Extracted data:
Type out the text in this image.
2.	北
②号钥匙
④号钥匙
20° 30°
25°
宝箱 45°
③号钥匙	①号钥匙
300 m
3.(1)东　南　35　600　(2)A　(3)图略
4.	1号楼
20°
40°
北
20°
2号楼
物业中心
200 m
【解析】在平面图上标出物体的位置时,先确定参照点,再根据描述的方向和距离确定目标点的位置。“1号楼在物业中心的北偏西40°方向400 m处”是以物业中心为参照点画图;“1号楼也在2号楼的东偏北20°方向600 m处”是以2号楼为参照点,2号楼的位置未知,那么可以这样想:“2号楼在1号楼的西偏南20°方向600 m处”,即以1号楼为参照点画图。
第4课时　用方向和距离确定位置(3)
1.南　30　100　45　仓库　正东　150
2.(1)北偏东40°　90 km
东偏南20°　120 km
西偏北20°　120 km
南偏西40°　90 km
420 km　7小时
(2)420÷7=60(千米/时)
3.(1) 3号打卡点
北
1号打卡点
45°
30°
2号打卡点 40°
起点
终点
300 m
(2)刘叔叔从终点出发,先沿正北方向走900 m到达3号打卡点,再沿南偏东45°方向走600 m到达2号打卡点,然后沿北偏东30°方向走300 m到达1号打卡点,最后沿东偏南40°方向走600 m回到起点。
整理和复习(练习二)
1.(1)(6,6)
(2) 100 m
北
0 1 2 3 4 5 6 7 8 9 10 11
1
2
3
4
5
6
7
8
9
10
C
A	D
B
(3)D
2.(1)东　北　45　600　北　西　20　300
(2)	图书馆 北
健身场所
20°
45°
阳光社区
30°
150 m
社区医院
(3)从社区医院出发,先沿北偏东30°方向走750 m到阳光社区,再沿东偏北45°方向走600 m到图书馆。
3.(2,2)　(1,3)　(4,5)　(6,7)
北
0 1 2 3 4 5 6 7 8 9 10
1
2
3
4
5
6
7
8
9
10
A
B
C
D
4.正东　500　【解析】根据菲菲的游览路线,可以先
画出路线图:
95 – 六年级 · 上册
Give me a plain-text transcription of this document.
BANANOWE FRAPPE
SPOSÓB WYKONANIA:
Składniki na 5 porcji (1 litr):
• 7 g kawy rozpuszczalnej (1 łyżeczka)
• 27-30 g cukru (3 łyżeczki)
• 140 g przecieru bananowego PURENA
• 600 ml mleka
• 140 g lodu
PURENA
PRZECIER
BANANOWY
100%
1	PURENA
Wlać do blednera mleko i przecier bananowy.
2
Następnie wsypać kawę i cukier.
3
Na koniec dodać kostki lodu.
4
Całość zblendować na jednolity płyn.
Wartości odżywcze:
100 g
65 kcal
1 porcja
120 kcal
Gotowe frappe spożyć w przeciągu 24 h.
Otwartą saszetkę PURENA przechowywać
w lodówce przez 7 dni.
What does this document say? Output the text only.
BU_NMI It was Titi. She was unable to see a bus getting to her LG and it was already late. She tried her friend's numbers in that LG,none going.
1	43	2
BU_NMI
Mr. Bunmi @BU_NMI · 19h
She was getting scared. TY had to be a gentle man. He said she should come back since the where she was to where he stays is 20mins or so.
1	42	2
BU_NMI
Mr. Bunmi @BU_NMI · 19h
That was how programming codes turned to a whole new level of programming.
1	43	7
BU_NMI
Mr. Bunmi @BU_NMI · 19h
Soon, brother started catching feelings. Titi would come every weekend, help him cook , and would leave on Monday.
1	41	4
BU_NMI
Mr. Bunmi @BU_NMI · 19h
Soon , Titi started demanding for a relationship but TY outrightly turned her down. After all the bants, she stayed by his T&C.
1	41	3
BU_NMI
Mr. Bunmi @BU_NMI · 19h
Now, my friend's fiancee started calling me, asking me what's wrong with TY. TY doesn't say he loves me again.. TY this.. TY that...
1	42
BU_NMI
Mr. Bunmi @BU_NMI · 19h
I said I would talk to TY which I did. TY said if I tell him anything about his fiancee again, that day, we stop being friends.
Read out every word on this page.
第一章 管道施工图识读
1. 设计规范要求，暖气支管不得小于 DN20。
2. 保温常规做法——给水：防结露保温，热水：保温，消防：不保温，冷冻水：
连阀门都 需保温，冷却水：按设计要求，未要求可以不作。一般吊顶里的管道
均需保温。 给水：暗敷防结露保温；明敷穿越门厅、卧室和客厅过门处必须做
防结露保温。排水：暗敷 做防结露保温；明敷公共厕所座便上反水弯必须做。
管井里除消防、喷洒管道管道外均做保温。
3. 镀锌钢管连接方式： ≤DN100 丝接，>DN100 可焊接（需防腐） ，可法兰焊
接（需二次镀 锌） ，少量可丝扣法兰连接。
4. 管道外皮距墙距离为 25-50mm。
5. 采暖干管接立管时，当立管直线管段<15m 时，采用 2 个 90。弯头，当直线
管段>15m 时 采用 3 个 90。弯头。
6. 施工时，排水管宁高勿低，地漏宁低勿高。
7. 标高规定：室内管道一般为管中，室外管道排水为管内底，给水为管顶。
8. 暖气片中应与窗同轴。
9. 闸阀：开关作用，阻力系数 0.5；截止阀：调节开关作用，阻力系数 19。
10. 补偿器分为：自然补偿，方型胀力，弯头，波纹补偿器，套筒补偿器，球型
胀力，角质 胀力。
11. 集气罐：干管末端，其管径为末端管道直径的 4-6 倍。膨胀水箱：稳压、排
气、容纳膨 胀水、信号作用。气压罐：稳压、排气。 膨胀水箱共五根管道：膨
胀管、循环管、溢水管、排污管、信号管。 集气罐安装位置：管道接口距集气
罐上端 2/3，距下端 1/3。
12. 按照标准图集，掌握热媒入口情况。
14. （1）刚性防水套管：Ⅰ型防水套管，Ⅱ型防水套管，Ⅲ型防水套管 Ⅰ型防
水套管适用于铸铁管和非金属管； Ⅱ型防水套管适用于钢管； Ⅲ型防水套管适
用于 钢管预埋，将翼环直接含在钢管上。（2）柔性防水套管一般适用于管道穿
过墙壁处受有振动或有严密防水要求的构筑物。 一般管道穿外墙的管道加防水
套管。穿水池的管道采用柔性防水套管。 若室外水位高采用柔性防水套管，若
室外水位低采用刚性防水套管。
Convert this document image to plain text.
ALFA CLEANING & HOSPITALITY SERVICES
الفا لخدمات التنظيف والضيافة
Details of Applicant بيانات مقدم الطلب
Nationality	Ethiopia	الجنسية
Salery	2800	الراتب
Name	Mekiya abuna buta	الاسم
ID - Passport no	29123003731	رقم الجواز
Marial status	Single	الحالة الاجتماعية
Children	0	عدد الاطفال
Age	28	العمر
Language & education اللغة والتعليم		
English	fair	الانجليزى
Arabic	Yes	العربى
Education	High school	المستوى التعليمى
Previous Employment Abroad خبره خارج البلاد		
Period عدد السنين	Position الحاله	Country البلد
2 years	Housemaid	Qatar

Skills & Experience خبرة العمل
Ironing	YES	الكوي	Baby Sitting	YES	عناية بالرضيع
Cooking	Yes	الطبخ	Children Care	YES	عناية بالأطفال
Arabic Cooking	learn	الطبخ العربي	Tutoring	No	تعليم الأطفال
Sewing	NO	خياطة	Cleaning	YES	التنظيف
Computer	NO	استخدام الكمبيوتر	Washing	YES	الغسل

Job: Using the records above, say how many lines include the string "turned". Only the number is wanted.

Expected output: 2